■ Текст документа ■
------------------------------------

Все четыре стихии — огонь, земля, вода, воздух — создают на сцене особую драматургию. Дикая природа самозабвенно притворяется культурой, ей нравится пристальное внимание, она счастлива, когда на нее смотрят, любуются ею. Дикая природа — как женщина: она кожей чувствует влюбленные взгляды, они ее обжигают и возбуждают. Попав на сцену или в объектив кинокамеры, стихия совокупляется с энергией режиссера и актеров, одушевляется. И поверьте: огонь, вода, земля и воздух знают об этом преображении.
Однажды, во время работы над картиной «Знаки любви», мне пришлось снимать осу (хтоническое насекомое). Оператор Андрей Макаров настроил камеру, поставив линзу для макроплана, приехал сотрудник компании, предоставляющей животных для киносъемок, достал из прозрачного контейнера осу, посадил ее рядом с кубиком льда, который медленно таял под сильным светом на столешнице темного дерева, и оса с первого дубля сделала именно то, что мы хотели. Она заползла на кубик льда, играя крылышками, исследовала его со всех сторон, кубик подтаял и поехал — оса на нем прокатилась. Мы не верили своим глазам. Для съемки этого кадра был запланирован час — мы сняли его за три минуты. Похожих случаев в моей практике было много, не стану вас утомлять. Когда снимаешь кино без шор, внимательно наблюдая за происходящим вокруг, настроив все свои «антенны», реальность 1.0 буквально подступает к тебе со своими предложениями, со своим детским любопытством и дружеской помощью.

------------------------------------

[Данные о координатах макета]
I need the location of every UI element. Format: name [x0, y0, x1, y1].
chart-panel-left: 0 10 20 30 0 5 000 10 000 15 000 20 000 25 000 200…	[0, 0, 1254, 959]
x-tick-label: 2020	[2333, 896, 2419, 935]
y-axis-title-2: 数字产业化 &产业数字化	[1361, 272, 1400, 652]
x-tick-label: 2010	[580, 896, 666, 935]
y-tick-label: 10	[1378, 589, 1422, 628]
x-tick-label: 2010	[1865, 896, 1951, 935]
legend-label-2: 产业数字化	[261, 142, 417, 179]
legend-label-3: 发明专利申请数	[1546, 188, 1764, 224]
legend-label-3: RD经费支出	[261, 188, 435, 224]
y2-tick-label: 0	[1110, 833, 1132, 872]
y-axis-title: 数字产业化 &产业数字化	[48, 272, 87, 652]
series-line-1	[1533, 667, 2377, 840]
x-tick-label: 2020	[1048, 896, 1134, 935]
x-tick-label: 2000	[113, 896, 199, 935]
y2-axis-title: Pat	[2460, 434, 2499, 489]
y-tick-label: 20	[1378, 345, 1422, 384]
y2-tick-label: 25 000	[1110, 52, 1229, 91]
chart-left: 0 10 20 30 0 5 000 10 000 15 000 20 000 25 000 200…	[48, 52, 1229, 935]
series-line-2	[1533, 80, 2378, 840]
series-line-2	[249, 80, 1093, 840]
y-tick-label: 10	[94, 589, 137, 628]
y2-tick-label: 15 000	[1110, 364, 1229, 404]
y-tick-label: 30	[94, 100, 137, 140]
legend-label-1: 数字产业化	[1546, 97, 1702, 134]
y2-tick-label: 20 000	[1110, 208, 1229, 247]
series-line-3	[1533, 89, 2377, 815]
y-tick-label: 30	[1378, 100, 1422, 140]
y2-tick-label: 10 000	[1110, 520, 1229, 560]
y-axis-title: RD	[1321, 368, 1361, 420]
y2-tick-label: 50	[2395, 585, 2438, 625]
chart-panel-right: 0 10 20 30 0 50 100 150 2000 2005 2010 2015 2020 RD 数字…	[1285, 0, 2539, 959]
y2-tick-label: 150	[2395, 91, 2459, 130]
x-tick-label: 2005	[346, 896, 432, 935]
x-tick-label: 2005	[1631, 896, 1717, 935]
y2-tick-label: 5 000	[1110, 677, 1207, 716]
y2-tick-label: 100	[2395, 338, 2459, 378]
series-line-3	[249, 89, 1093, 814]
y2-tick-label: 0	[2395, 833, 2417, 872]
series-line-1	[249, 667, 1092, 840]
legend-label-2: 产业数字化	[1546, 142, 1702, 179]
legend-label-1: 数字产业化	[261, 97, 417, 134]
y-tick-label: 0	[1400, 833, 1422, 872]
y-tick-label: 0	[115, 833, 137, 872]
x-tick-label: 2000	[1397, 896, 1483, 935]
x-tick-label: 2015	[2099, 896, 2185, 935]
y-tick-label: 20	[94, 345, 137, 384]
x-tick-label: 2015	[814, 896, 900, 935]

------------------------------------

■ Задание A ■
Выпишите из текста о стихиях на сцене фрагмент, который начинается там, где стоят слова «Все четыре стихии», и заканчивается словами «об этом преображении.».
■ Задание B ■
Ответьте на вопросы по тексту о стихиях на сцене.
(i) Какие четыре стихии названы в тексте?
(ii) Кто был оператором на съемках картины «Знаки любви»?
(iii) Сколько времени было запланировано на съемку кадра с осой и за сколько его в итоге сняли?

■ Ответ A ■
Все четыре стихии — огонь, земля, вода, воздух — создают на сцене особую драматургию. Дикая природа самозабвенно притворяется культурой, ей нравится пристальное внимание, она счастлива, когда на нее смотрят, любуются ею. Дикая природа — как женщина: она кожей чувствует влюбленные взгляды, они ее обжигают и возбуждают. Попав на сцену или в объектив кинокамеры, стихия совокупляется с энергией режиссера и актеров, одушевляется. И поверьте: огонь, вода, земля и воздух знают об этом преображении.

■ Ответ B ■
(i) Огонь, земля, вода и воздух.
(ii) Андрей Макаров.
(iii) Был запланирован час, а сняли кадр за три минуты.